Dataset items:
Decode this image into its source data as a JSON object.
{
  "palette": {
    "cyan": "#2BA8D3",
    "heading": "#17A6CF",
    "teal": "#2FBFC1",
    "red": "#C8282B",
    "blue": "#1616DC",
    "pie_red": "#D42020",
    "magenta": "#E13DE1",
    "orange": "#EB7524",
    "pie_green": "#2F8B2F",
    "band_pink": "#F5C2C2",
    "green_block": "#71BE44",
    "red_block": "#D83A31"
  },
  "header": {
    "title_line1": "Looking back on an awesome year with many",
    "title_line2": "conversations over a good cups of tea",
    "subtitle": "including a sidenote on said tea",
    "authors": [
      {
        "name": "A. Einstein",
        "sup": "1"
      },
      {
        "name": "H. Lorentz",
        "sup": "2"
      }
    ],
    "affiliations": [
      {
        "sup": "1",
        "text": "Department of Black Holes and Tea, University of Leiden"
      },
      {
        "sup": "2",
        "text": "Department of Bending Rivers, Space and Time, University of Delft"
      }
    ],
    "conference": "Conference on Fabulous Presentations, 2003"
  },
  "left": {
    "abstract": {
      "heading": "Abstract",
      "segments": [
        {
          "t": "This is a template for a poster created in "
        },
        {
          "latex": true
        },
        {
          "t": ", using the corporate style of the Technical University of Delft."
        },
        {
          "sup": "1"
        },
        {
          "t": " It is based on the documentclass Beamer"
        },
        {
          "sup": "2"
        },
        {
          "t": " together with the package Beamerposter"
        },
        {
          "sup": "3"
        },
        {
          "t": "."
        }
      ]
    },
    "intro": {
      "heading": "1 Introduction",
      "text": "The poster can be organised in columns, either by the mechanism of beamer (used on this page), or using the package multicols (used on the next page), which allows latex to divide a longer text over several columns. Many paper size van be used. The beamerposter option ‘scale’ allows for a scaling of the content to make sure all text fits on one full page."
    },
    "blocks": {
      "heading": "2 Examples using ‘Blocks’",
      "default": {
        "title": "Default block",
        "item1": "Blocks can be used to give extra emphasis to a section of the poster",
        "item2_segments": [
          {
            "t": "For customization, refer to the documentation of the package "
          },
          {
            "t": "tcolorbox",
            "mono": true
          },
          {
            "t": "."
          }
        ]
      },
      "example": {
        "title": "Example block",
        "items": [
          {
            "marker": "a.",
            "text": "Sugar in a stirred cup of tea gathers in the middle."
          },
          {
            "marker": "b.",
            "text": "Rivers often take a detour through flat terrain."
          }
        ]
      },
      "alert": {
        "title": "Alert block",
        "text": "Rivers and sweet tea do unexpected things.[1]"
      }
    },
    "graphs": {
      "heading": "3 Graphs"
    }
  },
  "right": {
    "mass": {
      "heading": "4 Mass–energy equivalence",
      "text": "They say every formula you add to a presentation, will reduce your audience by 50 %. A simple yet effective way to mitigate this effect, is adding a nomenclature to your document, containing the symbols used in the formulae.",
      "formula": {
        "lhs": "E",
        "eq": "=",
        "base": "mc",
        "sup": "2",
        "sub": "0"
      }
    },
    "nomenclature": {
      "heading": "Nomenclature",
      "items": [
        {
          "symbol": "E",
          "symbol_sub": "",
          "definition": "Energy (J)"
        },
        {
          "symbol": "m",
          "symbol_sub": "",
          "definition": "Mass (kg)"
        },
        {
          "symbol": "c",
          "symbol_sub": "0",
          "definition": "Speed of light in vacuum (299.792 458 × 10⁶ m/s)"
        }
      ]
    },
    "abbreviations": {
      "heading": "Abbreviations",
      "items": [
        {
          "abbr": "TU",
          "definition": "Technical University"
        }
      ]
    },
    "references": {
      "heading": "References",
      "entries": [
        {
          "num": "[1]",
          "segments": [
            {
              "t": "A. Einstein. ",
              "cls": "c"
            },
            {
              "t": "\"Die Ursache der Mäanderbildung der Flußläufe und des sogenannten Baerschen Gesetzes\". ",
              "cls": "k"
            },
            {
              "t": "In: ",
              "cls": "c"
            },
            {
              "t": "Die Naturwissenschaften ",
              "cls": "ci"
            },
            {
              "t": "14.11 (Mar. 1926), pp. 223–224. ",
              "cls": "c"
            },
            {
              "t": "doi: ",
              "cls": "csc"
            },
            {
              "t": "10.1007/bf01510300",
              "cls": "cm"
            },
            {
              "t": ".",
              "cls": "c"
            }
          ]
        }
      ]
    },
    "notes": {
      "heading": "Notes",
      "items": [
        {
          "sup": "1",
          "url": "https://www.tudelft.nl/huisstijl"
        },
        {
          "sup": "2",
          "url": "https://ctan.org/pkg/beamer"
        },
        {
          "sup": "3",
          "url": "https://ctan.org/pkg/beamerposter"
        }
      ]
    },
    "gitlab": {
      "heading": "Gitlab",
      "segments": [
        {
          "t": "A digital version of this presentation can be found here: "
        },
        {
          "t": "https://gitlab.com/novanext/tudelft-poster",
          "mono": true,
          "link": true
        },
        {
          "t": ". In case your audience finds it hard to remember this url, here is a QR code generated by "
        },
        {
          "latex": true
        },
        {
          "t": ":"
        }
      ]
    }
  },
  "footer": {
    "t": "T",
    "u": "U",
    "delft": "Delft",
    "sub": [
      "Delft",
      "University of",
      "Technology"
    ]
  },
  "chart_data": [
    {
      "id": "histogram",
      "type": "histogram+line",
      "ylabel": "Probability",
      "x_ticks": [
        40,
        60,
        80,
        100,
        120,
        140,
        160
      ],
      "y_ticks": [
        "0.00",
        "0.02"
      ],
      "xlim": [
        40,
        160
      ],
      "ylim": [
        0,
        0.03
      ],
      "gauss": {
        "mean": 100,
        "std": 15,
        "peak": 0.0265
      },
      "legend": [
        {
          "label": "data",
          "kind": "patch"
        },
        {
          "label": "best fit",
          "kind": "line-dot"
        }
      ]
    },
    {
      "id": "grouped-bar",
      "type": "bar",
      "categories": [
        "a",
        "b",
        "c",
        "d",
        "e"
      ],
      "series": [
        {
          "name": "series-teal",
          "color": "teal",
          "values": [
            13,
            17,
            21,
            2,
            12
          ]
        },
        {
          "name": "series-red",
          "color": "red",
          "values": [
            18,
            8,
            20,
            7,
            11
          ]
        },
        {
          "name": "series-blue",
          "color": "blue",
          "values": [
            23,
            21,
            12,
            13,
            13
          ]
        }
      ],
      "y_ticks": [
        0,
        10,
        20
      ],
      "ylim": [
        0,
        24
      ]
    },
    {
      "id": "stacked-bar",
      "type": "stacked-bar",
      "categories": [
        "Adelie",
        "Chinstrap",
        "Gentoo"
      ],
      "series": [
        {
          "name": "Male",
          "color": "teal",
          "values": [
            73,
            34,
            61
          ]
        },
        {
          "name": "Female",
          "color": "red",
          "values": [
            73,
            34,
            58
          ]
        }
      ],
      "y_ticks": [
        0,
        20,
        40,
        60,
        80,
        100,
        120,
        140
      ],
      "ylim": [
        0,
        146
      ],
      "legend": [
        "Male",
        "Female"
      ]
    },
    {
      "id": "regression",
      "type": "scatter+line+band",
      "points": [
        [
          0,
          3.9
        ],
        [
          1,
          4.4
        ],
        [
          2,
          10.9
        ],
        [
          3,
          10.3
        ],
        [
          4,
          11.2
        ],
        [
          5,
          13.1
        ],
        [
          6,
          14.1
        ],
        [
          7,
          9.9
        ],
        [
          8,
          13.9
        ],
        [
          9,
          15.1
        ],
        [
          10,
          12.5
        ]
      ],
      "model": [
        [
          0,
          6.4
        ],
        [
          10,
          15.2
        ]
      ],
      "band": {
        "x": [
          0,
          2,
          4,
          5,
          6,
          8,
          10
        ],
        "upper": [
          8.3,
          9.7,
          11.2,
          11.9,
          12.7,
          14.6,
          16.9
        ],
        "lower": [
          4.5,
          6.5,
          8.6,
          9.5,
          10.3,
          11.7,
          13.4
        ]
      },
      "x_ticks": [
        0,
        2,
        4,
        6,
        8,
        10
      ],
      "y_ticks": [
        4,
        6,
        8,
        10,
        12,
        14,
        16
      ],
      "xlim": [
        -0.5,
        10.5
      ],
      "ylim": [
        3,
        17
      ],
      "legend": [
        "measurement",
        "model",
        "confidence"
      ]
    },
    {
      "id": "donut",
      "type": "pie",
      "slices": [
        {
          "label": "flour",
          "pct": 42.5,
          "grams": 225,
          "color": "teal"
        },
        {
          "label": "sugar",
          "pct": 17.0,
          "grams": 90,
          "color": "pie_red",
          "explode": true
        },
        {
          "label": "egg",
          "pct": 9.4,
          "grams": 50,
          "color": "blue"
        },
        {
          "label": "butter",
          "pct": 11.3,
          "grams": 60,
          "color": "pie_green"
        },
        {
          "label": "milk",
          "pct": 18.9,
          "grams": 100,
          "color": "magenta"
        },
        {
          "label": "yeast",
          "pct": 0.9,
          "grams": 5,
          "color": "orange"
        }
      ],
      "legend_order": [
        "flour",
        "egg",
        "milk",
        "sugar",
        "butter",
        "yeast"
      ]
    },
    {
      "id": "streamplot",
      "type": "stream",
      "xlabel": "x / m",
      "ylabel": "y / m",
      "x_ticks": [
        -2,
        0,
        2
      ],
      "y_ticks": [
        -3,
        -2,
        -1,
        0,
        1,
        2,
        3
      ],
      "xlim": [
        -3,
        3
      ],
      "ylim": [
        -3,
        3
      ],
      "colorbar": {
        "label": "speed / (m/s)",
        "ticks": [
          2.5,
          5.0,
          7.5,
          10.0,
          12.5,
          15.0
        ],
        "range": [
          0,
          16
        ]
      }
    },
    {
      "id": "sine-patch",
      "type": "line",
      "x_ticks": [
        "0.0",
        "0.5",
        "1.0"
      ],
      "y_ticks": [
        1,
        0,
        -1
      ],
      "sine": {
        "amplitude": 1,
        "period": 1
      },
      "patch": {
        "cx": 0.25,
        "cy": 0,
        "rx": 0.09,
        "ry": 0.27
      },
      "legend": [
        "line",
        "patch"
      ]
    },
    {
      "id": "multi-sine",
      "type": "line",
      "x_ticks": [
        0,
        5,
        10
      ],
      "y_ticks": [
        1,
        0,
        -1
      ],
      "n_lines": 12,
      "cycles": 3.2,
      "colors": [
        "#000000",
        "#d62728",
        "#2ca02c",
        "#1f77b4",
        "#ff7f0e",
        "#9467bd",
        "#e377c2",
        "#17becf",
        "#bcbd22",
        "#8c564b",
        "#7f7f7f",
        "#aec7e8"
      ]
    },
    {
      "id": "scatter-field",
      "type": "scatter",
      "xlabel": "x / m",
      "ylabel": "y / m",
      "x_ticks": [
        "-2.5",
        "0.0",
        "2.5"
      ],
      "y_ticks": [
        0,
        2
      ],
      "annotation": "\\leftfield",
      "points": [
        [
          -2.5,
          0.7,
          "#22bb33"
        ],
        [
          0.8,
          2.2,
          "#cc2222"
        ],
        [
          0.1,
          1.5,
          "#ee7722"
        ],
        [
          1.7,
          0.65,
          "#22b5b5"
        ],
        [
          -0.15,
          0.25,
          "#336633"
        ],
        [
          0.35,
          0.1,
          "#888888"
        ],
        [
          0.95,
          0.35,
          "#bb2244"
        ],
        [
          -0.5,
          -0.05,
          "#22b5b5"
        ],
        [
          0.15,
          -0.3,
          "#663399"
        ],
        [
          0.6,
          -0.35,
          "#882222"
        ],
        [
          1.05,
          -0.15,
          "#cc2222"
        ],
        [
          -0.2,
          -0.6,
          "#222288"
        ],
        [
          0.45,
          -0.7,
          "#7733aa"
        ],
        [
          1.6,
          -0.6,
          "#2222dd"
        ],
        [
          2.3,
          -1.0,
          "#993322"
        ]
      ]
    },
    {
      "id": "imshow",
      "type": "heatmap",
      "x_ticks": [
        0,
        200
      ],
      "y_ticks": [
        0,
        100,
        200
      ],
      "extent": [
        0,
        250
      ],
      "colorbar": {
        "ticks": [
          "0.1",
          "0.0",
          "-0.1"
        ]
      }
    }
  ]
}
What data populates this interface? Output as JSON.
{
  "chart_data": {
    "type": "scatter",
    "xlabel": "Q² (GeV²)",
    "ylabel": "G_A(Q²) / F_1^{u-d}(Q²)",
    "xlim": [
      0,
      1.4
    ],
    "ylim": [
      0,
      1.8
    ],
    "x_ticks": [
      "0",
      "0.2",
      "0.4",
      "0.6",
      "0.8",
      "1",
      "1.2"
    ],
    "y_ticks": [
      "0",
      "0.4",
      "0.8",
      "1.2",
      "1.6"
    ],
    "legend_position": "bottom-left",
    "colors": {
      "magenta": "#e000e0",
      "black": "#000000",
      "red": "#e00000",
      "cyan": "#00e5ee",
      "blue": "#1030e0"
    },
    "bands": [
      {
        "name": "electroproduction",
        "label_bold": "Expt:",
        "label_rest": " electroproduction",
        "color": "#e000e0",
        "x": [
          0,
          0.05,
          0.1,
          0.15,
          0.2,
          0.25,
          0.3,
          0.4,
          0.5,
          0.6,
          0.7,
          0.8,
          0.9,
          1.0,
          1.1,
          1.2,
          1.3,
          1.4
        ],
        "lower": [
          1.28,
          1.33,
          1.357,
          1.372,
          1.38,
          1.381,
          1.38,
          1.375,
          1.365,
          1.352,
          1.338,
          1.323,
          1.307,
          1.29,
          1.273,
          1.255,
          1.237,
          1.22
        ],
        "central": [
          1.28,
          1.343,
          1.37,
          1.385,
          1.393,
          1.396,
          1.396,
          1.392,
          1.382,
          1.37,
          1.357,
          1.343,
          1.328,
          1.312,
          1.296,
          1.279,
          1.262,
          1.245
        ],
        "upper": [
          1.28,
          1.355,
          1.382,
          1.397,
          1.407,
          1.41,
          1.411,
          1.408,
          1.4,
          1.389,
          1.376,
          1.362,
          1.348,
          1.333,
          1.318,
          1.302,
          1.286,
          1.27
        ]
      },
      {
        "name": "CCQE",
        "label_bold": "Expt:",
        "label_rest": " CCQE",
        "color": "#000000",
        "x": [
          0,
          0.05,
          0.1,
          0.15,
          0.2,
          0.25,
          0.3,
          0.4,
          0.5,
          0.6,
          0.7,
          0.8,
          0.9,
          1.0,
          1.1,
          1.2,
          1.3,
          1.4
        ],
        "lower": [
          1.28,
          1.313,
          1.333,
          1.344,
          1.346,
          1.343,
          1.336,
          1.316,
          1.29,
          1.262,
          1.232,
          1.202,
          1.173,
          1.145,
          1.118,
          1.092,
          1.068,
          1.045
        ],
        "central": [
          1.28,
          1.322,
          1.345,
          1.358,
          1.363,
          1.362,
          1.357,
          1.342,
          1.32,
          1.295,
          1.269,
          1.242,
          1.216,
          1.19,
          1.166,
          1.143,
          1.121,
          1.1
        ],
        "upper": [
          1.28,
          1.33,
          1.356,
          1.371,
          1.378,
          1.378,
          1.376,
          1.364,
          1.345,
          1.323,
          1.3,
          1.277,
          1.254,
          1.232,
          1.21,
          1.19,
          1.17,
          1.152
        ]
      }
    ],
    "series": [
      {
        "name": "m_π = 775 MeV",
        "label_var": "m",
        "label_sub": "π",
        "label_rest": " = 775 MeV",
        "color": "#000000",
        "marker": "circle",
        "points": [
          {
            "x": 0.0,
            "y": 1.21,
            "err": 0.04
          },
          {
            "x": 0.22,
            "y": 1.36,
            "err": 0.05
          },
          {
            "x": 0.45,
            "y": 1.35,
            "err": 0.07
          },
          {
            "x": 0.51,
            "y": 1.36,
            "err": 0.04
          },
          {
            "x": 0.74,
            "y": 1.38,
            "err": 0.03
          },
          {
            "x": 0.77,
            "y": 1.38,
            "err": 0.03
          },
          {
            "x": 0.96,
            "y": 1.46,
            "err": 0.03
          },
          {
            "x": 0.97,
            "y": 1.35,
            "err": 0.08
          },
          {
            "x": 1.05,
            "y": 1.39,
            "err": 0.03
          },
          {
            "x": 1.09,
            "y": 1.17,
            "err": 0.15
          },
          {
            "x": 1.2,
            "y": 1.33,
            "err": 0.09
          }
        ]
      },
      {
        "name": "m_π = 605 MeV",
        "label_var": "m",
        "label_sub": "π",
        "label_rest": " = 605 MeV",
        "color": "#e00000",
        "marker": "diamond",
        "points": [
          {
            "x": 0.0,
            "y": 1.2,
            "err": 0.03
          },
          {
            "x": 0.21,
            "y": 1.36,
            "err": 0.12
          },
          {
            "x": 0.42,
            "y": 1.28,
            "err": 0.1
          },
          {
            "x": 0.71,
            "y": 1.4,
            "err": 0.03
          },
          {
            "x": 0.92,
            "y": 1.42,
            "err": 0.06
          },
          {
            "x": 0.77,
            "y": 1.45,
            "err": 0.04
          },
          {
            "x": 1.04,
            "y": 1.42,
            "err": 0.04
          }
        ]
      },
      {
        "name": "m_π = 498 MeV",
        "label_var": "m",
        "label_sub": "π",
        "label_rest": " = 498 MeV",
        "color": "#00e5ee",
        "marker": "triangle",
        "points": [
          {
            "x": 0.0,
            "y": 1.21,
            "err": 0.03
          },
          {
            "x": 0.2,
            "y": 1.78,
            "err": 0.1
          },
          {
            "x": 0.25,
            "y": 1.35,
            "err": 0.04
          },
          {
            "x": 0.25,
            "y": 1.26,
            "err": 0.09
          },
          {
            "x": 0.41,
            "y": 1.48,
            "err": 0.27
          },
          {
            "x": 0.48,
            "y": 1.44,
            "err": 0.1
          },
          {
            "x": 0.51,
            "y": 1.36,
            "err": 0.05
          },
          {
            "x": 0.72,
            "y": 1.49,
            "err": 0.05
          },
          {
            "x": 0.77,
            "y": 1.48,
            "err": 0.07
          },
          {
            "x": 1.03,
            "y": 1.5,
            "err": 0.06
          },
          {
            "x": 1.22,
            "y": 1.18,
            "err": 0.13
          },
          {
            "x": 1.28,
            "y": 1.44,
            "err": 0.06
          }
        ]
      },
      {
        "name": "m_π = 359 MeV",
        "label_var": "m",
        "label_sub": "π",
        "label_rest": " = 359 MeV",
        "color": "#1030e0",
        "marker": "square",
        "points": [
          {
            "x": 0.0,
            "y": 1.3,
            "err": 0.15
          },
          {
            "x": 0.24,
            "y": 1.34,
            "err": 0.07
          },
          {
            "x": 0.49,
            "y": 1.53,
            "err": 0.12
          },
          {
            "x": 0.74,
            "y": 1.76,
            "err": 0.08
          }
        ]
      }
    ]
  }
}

» Task description:
Your answer should be a single number: the count of lines in the listing that contain the word "type".

» Answer for this exercise:
11